→ **Exercise goal**
Copy out each line of the data holding "country".

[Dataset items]
** begin **

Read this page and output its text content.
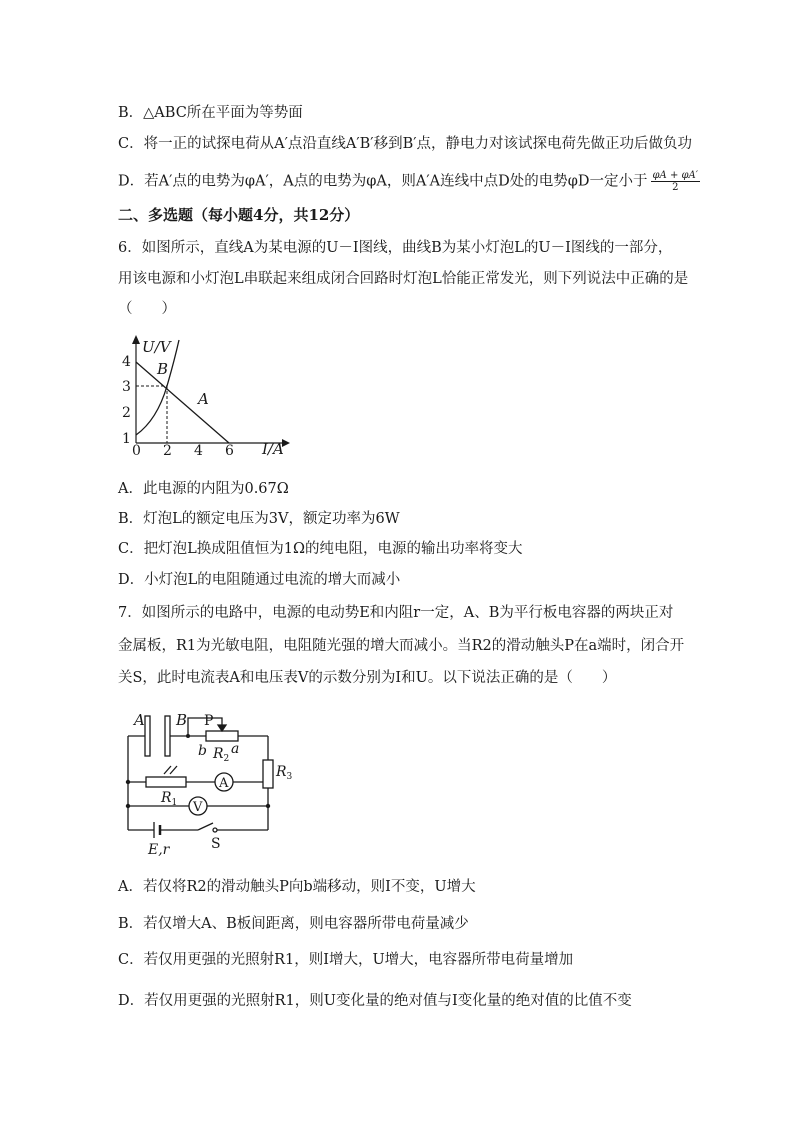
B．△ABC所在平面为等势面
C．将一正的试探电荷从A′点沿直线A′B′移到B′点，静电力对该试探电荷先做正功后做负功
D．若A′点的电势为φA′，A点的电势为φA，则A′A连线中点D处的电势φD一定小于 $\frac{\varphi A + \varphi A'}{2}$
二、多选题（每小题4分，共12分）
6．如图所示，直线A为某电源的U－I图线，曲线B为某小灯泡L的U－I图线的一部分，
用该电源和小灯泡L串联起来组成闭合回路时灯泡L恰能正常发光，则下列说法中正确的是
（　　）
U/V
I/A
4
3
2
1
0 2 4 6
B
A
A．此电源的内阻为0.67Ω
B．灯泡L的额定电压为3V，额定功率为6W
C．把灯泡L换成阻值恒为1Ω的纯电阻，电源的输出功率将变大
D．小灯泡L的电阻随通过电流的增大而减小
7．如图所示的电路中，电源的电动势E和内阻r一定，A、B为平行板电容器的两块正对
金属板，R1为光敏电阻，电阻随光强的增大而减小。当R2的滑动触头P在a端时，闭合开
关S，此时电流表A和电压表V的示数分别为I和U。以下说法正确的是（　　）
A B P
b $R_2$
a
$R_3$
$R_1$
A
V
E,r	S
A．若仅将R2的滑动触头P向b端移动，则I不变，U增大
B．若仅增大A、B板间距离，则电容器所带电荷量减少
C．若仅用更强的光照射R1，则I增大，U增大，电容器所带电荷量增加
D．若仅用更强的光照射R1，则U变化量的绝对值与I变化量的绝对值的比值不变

** end **
** begin **

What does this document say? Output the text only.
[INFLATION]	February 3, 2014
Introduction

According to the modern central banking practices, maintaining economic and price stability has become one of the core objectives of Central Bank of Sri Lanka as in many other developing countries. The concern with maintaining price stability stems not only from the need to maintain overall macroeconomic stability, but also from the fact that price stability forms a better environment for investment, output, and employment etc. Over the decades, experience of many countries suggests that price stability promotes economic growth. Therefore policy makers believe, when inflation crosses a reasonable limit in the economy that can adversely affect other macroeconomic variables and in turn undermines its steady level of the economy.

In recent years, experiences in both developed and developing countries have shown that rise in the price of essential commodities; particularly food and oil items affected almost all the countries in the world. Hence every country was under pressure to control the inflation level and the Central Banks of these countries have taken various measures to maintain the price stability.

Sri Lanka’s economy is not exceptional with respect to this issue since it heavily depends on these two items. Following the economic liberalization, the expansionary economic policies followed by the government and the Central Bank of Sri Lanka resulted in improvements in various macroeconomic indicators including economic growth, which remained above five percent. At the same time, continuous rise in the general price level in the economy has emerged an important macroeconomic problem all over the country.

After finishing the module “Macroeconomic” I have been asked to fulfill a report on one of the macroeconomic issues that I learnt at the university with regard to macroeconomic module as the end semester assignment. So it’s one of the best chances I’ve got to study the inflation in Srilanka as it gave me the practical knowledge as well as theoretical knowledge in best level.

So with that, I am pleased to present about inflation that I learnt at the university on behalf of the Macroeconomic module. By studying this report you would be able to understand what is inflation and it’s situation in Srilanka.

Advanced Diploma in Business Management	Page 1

** end **

→ **Exercise result**
In recent years, experiences in both developed and developing countries have shown that rise in the price of essential commodities; particularly food and oil items affected almost all the countries in the world. Hence every country was under pressure to control the inflation level and the Central Banks of these countries have taken various measures to maintain the price stability.
Sri Lanka’s economy is not exceptional with respect to this issue since it heavily depends on these two items. Following the economic liberalization, the expansionary economic policies followed by the government and the Central Bank of Sri Lanka resulted in improvements in various macroeconomic indicators including economic growth, which remained above five percent. At the same time, continuous rise in the general price level in the economy has emerged an important macroeconomic problem all over the country.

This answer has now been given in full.